Scan the lines below for the word "Number". Copy each line you find it in.

Records from a data collection:

-- Start --

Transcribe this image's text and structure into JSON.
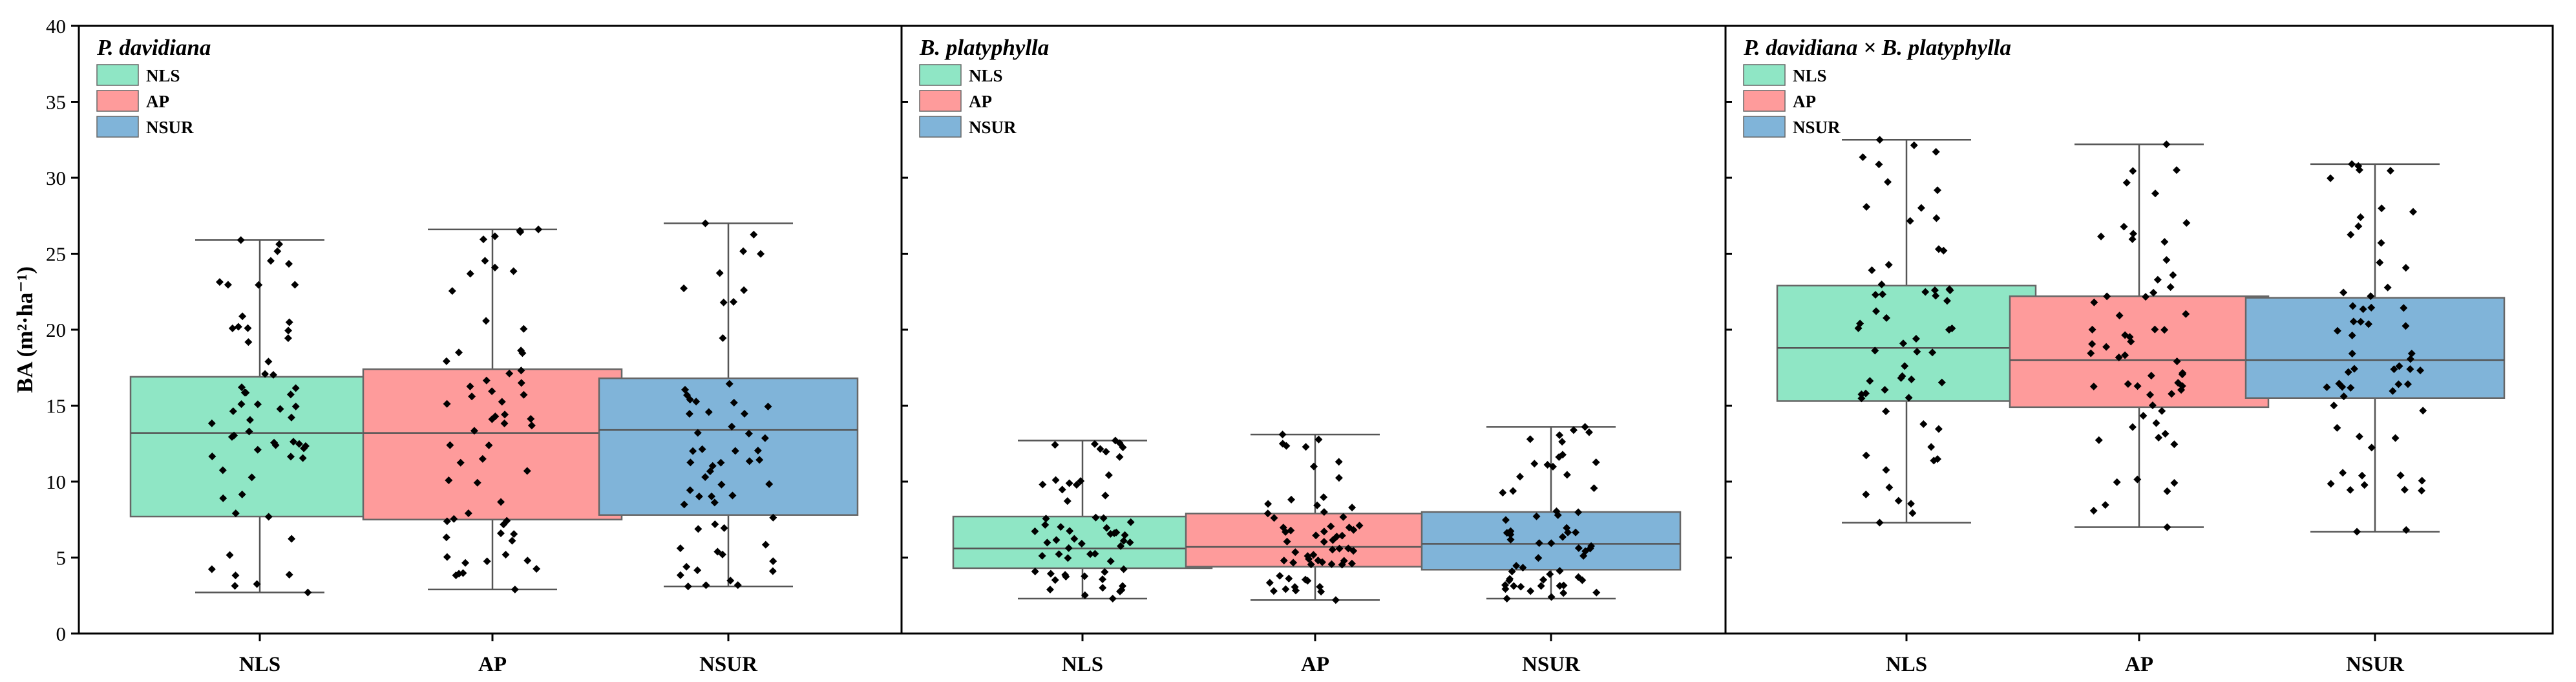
{
  "chart_data": {
    "type": "box",
    "ylabel": "BA (m²·ha⁻¹)",
    "ylim": [
      0,
      40
    ],
    "yticks": [
      0,
      5,
      10,
      15,
      20,
      25,
      30,
      35,
      40
    ],
    "categories": [
      "NLS",
      "AP",
      "NSUR"
    ],
    "legend": [
      {
        "name": "NLS",
        "color": "#8fe6c5"
      },
      {
        "name": "AP",
        "color": "#fe9b9b"
      },
      {
        "name": "NSUR",
        "color": "#80b4d9"
      }
    ],
    "panels": [
      {
        "title": "P. davidiana",
        "boxes": [
          {
            "category": "NLS",
            "min": 2.7,
            "q1": 7.7,
            "median": 13.2,
            "q3": 16.9,
            "max": 25.9
          },
          {
            "category": "AP",
            "min": 2.9,
            "q1": 7.5,
            "median": 13.2,
            "q3": 17.4,
            "max": 26.6
          },
          {
            "category": "NSUR",
            "min": 3.1,
            "q1": 7.8,
            "median": 13.4,
            "q3": 16.8,
            "max": 27.0
          }
        ]
      },
      {
        "title": "B. platyphylla",
        "boxes": [
          {
            "category": "NLS",
            "min": 2.3,
            "q1": 4.3,
            "median": 5.6,
            "q3": 7.7,
            "max": 12.7
          },
          {
            "category": "AP",
            "min": 2.2,
            "q1": 4.4,
            "median": 5.7,
            "q3": 7.9,
            "max": 13.1
          },
          {
            "category": "NSUR",
            "min": 2.3,
            "q1": 4.2,
            "median": 5.9,
            "q3": 8.0,
            "max": 13.6
          }
        ]
      },
      {
        "title": "P. davidiana × B. platyphylla",
        "boxes": [
          {
            "category": "NLS",
            "min": 7.3,
            "q1": 15.3,
            "median": 18.8,
            "q3": 22.9,
            "max": 32.5
          },
          {
            "category": "AP",
            "min": 7.0,
            "q1": 14.9,
            "median": 18.0,
            "q3": 22.2,
            "max": 32.2
          },
          {
            "category": "NSUR",
            "min": 6.7,
            "q1": 15.5,
            "median": 18.0,
            "q3": 22.1,
            "max": 30.9
          }
        ]
      }
    ],
    "jitter_points_per_box": 60
  }
}
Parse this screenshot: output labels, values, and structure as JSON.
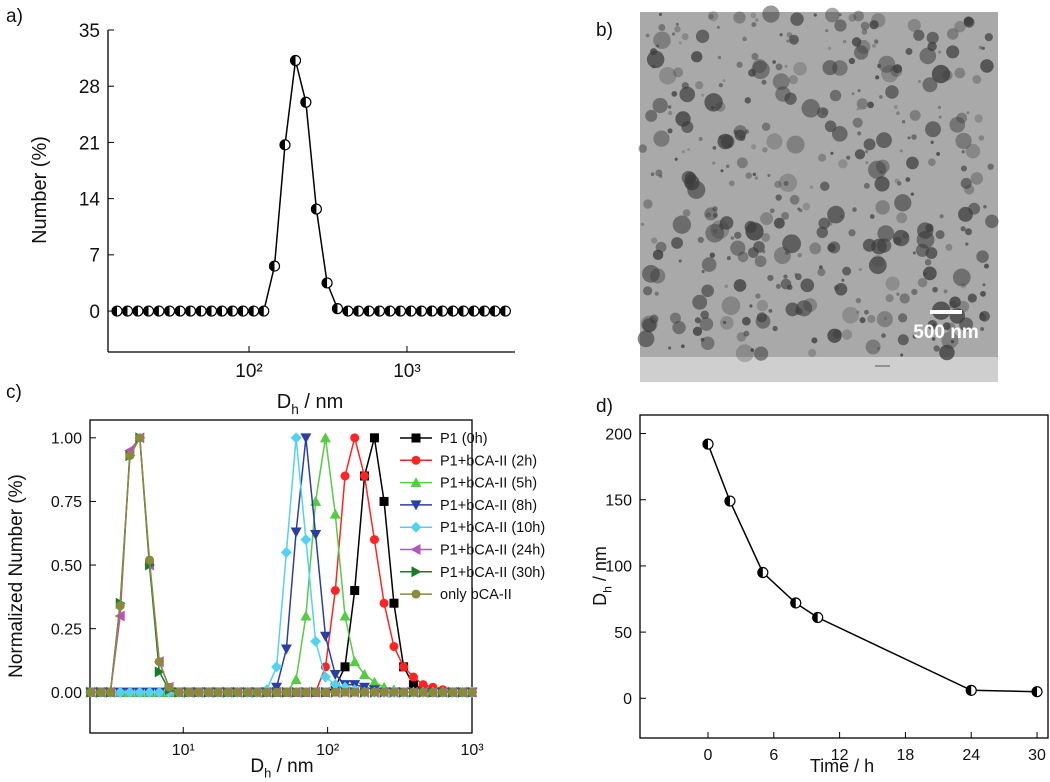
{
  "chart_data": [
    {
      "type": "line",
      "panel_label": "a)",
      "x_label": [
        "D",
        "h",
        " / nm"
      ],
      "y_label": "Number (%)",
      "xscale": "log",
      "xlim": [
        12.8,
        4830
      ],
      "ylim": [
        -5.1,
        35
      ],
      "xticks": [
        {
          "value": 100,
          "label": "10²"
        },
        {
          "value": 1000,
          "label": "10³"
        }
      ],
      "yticks": [
        0,
        7,
        14,
        21,
        28,
        35
      ],
      "color": "#000000",
      "marker": "half-circle",
      "x": [
        14.6,
        17.0,
        19.8,
        23.1,
        26.9,
        31.4,
        36.6,
        42.6,
        49.7,
        57.9,
        67.4,
        78.6,
        91.6,
        107,
        124,
        145,
        169,
        197,
        229,
        267,
        312,
        363,
        423,
        493,
        575,
        670,
        780,
        909,
        1060,
        1235,
        1439,
        1677,
        1954,
        2277,
        2653,
        3092,
        3603,
        4198
      ],
      "values": [
        0,
        0,
        0,
        0,
        0,
        0,
        0,
        0,
        0,
        0,
        0,
        0,
        0,
        0,
        0,
        5.6,
        20.7,
        31.2,
        26,
        12.7,
        3.5,
        0.3,
        0,
        0,
        0,
        0,
        0,
        0,
        0,
        0,
        0,
        0,
        0,
        0,
        0,
        0,
        0,
        0
      ]
    },
    {
      "type": "line",
      "panel_label": "c)",
      "x_label": [
        "D",
        "h",
        " / nm"
      ],
      "y_label": "Normalized Number (%)",
      "xscale": "log",
      "frame": true,
      "xlim": [
        2.26,
        1000
      ],
      "ylim": [
        -0.16,
        1.07
      ],
      "xticks": [
        {
          "value": 10,
          "label": "10¹"
        },
        {
          "value": 100,
          "label": "10²"
        },
        {
          "value": 1000,
          "label": "10³"
        }
      ],
      "yticks": [
        {
          "value": 0,
          "label": "0.00"
        },
        {
          "value": 0.25,
          "label": "0.25"
        },
        {
          "value": 0.5,
          "label": "0.50"
        },
        {
          "value": 0.75,
          "label": "0.75"
        },
        {
          "value": 1,
          "label": "1.00"
        }
      ],
      "x": [
        2.29,
        2.68,
        3.13,
        3.66,
        4.27,
        5.0,
        5.84,
        6.82,
        7.97,
        9.32,
        10.9,
        12.7,
        14.9,
        17.4,
        20.3,
        23.7,
        27.8,
        32.4,
        37.9,
        44.3,
        51.8,
        60.5,
        70.7,
        82.6,
        96.6,
        113,
        132,
        154,
        180,
        211,
        246,
        288,
        336,
        393,
        459,
        536,
        627,
        733,
        857,
        1000
      ],
      "series": [
        {
          "name": "P1 (0h)",
          "color": "#000000",
          "marker": "square",
          "values": [
            0,
            0,
            0,
            0,
            0,
            0,
            0,
            0,
            0,
            0,
            0,
            0,
            0,
            0,
            0,
            0,
            0,
            0,
            0,
            0,
            0,
            0,
            0,
            0,
            0,
            0.02,
            0.1,
            0.4,
            0.85,
            1,
            0.75,
            0.35,
            0.1,
            0.03,
            0.01,
            0,
            0,
            0,
            0,
            0
          ]
        },
        {
          "name": "P1+bCA-II (2h)",
          "color": "#ff2424",
          "marker": "circle",
          "values": [
            0,
            0,
            0,
            0,
            0,
            0,
            0,
            0,
            0,
            0,
            0,
            0,
            0,
            0,
            0,
            0,
            0,
            0,
            0,
            0,
            0,
            0,
            0,
            0,
            0.1,
            0.4,
            0.85,
            1,
            0.85,
            0.6,
            0.35,
            0.18,
            0.1,
            0.06,
            0.03,
            0.02,
            0.01,
            0,
            0,
            0
          ]
        },
        {
          "name": "P1+bCA-II (5h)",
          "color": "#55cc44",
          "marker": "triangle-up",
          "values": [
            0,
            0,
            0,
            0,
            0,
            0,
            0,
            0,
            0,
            0,
            0,
            0,
            0,
            0,
            0,
            0,
            0,
            0,
            0,
            0,
            0,
            0.05,
            0.3,
            0.75,
            1,
            0.7,
            0.3,
            0.12,
            0.07,
            0.04,
            0.02,
            0.01,
            0,
            0,
            0,
            0,
            0,
            0,
            0,
            0
          ]
        },
        {
          "name": "P1+bCA-II (8h)",
          "color": "#2a3fa6",
          "marker": "triangle-down",
          "values": [
            0,
            0,
            0,
            0,
            0,
            0,
            0,
            0,
            0,
            0,
            0,
            0,
            0,
            0,
            0,
            0,
            0,
            0,
            0,
            0.02,
            0.17,
            0.63,
            1,
            0.62,
            0.22,
            0.07,
            0.03,
            0.03,
            0.02,
            0.01,
            0,
            0,
            0,
            0,
            0,
            0,
            0,
            0,
            0,
            0
          ]
        },
        {
          "name": "P1+bCA-II (10h)",
          "color": "#52d2f0",
          "marker": "diamond",
          "values": [
            0,
            0,
            0,
            0,
            0,
            0,
            0,
            0,
            0,
            0,
            0,
            0,
            0,
            0,
            0,
            0,
            0,
            0,
            0.01,
            0.1,
            0.55,
            1,
            0.6,
            0.2,
            0.06,
            0.03,
            0.02,
            0.01,
            0,
            0,
            0,
            0,
            0,
            0,
            0,
            0,
            0,
            0,
            0,
            0
          ]
        },
        {
          "name": "P1+bCA-II (24h)",
          "color": "#c04ec0",
          "marker": "triangle-left",
          "values": [
            0,
            0,
            0,
            0.3,
            0.95,
            1,
            0.5,
            0.12,
            0.02,
            0,
            0,
            0,
            0,
            0,
            0,
            0,
            0,
            0,
            0,
            0,
            0,
            0,
            0,
            0,
            0,
            0,
            0,
            0,
            0,
            0,
            0,
            0,
            0,
            0,
            0,
            0,
            0,
            0,
            0,
            0
          ]
        },
        {
          "name": "P1+bCA-II (30h)",
          "color": "#1b7a2c",
          "marker": "triangle-right",
          "values": [
            0,
            0,
            0,
            0.35,
            0.93,
            1,
            0.5,
            0.08,
            0.01,
            0,
            0,
            0,
            0,
            0,
            0,
            0,
            0,
            0,
            0,
            0,
            0,
            0,
            0,
            0,
            0,
            0,
            0,
            0,
            0,
            0,
            0,
            0,
            0,
            0,
            0,
            0,
            0,
            0,
            0,
            0
          ]
        },
        {
          "name": "only bCA-II",
          "color": "#8a8a3a",
          "marker": "circle",
          "values": [
            0,
            0,
            0,
            0.34,
            0.93,
            1,
            0.52,
            0.12,
            0.02,
            0,
            0,
            0,
            0,
            0,
            0,
            0,
            0,
            0,
            0,
            0,
            0,
            0,
            0,
            0,
            0,
            0,
            0,
            0,
            0,
            0,
            0,
            0,
            0,
            0,
            0,
            0,
            0,
            0,
            0,
            0
          ]
        }
      ]
    },
    {
      "type": "line",
      "panel_label": "d)",
      "x_label": "Time / h",
      "y_label": [
        "D",
        "h",
        " / nm"
      ],
      "frame": true,
      "xlim": [
        -6.2,
        31
      ],
      "ylim": [
        -30,
        214
      ],
      "xticks": [
        0,
        6,
        12,
        18,
        24,
        30
      ],
      "yticks": [
        0,
        50,
        100,
        150,
        200
      ],
      "color": "#000000",
      "marker": "half-circle",
      "x": [
        0,
        2,
        5,
        8,
        10,
        24,
        30
      ],
      "values": [
        192,
        149,
        95,
        72,
        61,
        6,
        5
      ]
    }
  ],
  "image": {
    "panel_label": "b)",
    "scale_bar": "500 nm"
  }
}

-- End --

→ **Output for this task**:
      "y_label": "Number (%)",
      "y_label": "Normalized Number (%)",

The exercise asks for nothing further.